• [Esercizio A]: Ripeti senza modifiche il tratto del brano sulla povertà che va da "Colpisce non più" fino a "con componenti occupati.".
• [Esercizio B]: Riscrivi in forma più breve il paragrafo del brano sulla povertà che inizia con "Colpisce non più le categorie note", mantenendone i fatti principali.
• [Esercizio C]: Indica, per favore, se ciascuna affermazione concorda con il brano sulla povertà, rispondendo sì o no e citando le parole del brano che lo stabiliscono: (i) nel 2007 viveva in povertà assoluta il 4,1% dei residenti; (ii) in media si resta senza dimora per cinque anni; (iii) il 57,9% delle persone senza dimora ha più di 45 anni.

• [Brano selezionato]:
|---|

Secondo l’Istat nel 2013 la povertà assoluta è la condizione in cui vive il 9,9% delle persone residenti nel nostro Paese, corrispondenti a 6.000.000 di persone e a 2.000.000 di famiglie italiane (cioè all’8% delle famiglie); nel 2007 vivevano in condizione di povertà assoluta il 4,1% dei residenti. In 6 anni è più che raddoppiata la popolazione povera.
Colpisce non più le categorie note di persone a rischio (anziani soli, migranti e famiglie numerose soprattutto al Sud), ma colpisce le famiglie del Centro-Nord, con uno o due figli minori, con capofamiglia di età inferiore ai 35 anni, famiglie con componenti occupati.
Aumentano, quindi, le categorie di persone che vivono un bisogno concreto e a questo deve corrispondere un aumento di risposte che non necessariamente chiedono investimenti economici aggiuntivi, ma una riorganizzazione della distribuzione del budget già assegnato, affiancato dall’offerta di servizi sociali di accompagnamento.
All’interno della fascia di persone che versano in una situazione di povertà estrema, in Italia, ci sono circa 48.000 persone che sono senza dimora (dati fio.PSD 2011).
Di questi:
- l’86,9% sono uomini;
- il 57,9% ha meno di 45 anni;
- il 40,6% sono italiani;
- in media si trovano senza dimora per un periodo di 2,5 anni;
- quasi i due terzi prima di diventare senza dimora viveva nella propria casa;
- il 61,9% ha dichiarato di aver perso un lavoro stabile a seguito di licenziamento e/o chiusura dell’azienda (il 22,3%), per il fallimento di una propria attività (il 14,3%) o per motivi di salute (il 7,6%).
Gli elementi ricorrenti nella condizione di senza dimora sono:
- multifattorialità: presenza contemporanea di bisogni e problemi diversi come ad esempio malattia, dipendenza (da alcol o droga), isolamento dalle reti familiari e sociali;
- progressività del percorso emarginante: le condizioni di disagio si consolidano e si aggravano, spingendo verso la cronicizzazione, autoalimentando un percorso di peggioramento;
- esclusione dalla prestazioni di welfare: la persona senza dimora ha difficoltà a trovare accoglienza e risposte appropriate nei servizi istituzionali per le elevate barriere di accesso e i conflitti di competenza;
difficoltà nello strutturare e mantenere relazioni significative: la persona senza dimora, quanto più a lungo vive in questa condizione, tanto più vive le relazioni come funzionali alla sopravvivenza oppure con superficialità a causa della loro stessa instabilità.

|---|

• [Dati da analizzare]:
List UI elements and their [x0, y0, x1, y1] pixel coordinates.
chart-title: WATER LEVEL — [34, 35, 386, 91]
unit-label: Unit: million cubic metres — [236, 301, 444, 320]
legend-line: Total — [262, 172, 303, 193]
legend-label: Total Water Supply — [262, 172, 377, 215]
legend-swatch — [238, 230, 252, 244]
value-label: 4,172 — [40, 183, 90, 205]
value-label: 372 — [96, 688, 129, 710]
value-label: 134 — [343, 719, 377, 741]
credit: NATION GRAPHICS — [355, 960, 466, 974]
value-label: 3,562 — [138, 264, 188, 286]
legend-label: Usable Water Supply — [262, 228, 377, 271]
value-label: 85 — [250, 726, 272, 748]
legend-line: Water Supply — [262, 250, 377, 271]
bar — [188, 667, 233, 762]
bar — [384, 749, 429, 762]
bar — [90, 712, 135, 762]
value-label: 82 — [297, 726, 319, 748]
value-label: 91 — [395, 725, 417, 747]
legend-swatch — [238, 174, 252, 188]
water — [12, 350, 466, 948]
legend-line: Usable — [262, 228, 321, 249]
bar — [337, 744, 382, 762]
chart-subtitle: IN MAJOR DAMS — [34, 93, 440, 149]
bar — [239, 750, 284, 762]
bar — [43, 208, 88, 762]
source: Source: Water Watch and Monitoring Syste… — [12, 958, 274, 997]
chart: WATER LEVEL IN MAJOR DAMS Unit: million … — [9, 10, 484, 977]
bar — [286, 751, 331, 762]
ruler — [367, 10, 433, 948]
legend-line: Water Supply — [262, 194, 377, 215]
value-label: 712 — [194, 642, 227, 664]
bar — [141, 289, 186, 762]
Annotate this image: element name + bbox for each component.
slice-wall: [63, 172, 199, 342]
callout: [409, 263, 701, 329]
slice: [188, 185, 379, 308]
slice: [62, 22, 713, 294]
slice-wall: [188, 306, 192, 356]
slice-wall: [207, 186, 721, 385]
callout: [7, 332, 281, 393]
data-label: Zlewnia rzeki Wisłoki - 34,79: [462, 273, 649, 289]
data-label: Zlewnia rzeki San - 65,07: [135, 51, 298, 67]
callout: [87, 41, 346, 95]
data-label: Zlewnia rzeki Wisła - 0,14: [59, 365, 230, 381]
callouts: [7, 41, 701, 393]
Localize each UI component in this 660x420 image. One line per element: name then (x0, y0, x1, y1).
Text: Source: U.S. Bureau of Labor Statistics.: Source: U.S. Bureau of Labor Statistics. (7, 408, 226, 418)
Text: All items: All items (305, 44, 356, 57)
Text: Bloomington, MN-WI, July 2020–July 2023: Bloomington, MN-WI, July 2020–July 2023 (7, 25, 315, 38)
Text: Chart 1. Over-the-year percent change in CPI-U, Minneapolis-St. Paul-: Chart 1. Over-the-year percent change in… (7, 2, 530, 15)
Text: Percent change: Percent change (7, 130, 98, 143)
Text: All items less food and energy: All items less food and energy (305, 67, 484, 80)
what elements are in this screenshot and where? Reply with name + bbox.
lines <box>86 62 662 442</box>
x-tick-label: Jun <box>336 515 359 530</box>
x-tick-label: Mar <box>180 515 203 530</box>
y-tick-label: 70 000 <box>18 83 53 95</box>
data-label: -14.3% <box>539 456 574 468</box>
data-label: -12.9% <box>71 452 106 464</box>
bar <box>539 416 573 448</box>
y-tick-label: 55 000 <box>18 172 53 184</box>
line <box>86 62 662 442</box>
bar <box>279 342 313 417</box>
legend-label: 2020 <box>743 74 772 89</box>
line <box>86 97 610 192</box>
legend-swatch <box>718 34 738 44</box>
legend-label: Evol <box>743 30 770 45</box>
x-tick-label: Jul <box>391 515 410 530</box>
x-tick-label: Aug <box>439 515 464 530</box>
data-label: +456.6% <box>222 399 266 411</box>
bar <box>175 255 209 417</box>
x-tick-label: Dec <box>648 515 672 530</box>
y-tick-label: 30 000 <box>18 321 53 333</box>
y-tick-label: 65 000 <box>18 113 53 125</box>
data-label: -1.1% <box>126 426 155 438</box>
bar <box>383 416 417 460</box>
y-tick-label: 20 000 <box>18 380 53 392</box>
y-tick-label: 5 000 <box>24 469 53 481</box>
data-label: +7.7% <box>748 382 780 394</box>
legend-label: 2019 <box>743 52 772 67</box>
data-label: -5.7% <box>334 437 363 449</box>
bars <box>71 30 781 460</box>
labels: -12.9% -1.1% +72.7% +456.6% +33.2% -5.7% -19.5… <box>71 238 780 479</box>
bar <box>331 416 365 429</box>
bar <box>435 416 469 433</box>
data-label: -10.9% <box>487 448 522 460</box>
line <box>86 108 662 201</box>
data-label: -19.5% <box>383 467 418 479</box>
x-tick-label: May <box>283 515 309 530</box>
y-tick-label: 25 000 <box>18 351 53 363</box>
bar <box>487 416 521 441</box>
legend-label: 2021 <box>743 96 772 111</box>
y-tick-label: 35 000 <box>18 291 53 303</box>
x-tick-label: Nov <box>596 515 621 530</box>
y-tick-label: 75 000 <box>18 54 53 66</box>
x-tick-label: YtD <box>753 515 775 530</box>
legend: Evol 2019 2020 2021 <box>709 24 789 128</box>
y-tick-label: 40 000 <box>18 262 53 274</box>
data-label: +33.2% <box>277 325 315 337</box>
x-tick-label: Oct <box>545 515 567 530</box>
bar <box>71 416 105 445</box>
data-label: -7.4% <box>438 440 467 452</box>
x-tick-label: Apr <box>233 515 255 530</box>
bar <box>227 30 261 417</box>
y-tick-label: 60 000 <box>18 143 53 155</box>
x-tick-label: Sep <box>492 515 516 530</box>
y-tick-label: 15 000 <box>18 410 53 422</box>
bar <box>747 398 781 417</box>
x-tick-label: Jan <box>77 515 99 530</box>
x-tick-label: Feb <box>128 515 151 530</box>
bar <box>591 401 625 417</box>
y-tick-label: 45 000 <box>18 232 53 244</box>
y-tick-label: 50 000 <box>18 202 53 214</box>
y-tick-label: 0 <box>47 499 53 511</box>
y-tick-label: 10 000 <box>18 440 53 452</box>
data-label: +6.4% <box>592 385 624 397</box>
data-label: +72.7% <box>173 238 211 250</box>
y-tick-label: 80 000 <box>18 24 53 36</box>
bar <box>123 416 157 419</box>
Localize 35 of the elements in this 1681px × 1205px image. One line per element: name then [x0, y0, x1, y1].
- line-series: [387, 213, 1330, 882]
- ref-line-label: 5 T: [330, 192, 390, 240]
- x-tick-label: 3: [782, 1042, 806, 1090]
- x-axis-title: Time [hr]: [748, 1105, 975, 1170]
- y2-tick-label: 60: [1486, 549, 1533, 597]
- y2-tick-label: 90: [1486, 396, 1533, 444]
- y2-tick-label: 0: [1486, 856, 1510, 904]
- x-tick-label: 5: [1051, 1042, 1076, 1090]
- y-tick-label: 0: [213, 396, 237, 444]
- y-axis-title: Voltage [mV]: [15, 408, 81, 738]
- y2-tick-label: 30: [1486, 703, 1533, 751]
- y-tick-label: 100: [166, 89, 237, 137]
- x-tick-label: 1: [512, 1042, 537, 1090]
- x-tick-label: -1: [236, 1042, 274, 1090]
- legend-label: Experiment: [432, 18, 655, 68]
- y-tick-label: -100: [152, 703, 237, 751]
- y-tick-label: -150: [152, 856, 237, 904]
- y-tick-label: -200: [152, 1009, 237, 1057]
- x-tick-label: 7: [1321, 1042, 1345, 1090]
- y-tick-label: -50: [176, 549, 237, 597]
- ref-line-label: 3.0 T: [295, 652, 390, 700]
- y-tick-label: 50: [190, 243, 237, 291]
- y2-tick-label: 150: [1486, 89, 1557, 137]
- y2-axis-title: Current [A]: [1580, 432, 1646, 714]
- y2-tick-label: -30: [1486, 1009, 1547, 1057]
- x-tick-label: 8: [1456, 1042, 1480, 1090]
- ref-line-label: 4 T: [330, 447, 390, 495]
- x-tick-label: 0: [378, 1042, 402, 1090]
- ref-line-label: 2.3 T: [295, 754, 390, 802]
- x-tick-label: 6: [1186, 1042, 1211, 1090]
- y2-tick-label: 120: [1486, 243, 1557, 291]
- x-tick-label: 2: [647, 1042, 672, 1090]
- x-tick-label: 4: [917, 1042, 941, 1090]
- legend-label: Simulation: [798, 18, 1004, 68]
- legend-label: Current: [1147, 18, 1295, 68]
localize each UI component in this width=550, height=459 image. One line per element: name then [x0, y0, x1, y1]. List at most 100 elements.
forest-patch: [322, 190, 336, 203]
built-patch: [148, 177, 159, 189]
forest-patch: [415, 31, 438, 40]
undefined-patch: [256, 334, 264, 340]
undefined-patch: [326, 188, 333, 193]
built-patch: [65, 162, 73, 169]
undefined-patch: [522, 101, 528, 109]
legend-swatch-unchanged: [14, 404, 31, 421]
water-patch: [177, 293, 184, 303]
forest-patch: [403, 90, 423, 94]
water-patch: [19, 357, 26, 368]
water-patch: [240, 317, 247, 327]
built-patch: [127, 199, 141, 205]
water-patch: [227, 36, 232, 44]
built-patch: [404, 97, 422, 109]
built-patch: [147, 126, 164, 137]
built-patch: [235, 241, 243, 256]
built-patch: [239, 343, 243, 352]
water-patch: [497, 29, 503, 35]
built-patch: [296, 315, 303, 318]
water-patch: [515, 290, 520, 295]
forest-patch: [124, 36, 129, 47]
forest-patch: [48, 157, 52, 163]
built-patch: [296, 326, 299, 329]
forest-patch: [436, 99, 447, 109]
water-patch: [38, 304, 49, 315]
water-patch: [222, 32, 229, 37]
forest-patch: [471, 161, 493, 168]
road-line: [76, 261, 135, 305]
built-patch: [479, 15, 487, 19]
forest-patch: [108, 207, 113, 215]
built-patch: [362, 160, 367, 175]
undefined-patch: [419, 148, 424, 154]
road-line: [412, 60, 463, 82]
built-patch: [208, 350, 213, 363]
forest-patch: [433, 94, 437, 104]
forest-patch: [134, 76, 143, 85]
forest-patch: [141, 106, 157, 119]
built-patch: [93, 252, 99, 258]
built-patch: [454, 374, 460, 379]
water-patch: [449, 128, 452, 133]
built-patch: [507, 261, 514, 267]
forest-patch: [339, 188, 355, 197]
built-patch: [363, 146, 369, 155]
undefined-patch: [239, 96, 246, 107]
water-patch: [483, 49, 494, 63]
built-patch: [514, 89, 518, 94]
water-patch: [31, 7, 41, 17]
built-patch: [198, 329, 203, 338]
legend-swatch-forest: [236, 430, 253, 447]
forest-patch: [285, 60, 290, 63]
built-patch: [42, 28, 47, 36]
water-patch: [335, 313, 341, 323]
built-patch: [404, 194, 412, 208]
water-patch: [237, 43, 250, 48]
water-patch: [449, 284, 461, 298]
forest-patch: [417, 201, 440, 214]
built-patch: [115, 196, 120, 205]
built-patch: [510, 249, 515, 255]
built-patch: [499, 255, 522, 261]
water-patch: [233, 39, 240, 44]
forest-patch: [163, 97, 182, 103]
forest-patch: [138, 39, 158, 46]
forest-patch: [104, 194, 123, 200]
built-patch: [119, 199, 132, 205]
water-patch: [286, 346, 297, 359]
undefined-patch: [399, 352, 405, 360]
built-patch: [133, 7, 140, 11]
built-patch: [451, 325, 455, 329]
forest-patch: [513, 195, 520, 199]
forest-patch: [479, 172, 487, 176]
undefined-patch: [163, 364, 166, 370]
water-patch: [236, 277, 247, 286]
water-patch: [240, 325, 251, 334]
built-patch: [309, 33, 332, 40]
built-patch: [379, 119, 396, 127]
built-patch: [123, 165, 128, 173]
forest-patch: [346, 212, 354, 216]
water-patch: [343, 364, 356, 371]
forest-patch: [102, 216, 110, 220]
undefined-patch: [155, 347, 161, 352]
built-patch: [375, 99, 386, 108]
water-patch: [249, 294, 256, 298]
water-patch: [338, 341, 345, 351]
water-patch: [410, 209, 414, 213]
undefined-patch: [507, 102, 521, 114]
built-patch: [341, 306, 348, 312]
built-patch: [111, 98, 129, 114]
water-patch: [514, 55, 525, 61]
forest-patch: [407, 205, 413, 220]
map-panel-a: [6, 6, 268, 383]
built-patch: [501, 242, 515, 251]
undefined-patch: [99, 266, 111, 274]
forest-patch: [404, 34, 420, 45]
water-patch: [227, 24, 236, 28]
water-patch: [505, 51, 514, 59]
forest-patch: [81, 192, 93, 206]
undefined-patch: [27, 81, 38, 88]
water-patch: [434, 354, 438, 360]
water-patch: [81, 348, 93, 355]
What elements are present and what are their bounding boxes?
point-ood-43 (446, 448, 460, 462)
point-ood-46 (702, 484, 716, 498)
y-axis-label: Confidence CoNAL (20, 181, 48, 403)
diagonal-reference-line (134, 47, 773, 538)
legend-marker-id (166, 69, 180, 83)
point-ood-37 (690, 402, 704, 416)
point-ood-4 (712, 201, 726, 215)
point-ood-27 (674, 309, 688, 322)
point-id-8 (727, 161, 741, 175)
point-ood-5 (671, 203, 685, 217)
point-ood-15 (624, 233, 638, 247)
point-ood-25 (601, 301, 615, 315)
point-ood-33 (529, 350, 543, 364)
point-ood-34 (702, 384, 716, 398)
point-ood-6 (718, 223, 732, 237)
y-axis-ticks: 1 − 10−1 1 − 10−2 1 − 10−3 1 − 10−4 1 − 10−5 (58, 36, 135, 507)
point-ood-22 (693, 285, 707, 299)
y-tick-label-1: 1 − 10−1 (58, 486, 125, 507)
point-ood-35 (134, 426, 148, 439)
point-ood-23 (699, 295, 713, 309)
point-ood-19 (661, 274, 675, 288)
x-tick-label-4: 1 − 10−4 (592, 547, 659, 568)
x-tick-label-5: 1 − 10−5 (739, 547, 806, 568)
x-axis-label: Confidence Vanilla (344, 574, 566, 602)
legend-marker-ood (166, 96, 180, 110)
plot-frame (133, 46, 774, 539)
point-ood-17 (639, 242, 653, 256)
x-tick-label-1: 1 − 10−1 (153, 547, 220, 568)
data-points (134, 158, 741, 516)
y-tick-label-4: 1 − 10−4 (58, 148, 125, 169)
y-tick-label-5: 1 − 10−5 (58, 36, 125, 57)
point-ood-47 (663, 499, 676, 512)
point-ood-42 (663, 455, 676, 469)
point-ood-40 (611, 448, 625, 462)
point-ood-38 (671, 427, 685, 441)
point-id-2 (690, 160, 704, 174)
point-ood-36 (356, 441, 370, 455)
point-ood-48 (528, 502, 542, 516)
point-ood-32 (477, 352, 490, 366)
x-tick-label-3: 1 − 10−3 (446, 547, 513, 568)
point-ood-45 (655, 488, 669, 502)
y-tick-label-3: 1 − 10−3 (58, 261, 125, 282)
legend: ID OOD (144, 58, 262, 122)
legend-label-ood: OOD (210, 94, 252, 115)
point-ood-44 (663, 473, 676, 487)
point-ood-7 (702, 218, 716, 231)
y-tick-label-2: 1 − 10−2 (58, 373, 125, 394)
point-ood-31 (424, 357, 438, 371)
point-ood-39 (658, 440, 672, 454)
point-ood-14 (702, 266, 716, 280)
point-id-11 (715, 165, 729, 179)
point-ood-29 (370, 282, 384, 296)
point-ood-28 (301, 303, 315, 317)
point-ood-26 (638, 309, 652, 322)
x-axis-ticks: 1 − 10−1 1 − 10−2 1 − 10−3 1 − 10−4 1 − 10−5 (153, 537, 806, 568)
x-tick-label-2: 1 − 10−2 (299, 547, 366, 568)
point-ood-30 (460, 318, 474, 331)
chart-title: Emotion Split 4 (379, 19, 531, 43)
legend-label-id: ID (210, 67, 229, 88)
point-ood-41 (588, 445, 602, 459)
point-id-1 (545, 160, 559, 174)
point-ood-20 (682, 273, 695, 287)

|---|

• [Soluzione A]:
Colpisce non più le categorie note di persone a rischio (anziani soli, migranti e famiglie numerose soprattutto al Sud), ma colpisce le famiglie del Centro-Nord, con uno o due figli minori, con capofamiglia di età inferiore ai 35 anni, famiglie con componenti occupati.

• [Soluzione B]: La povertà non riguarda più soprattutto anziani soli, migranti e famiglie numerose del Sud. Colpisce invece famiglie del Centro-Nord con uno o due figli minori, con capofamiglia sotto i 35 anni e con componenti occupati.

• [Soluzione C]:
(i) Sì: "nel 2007 vivevano in condizione di povertà assoluta il 4,1% dei residenti".
(ii) No: "in media si trovano senza dimora per un periodo di 2,5 anni".
(iii) No: "il 57,9% ha meno di 45 anni".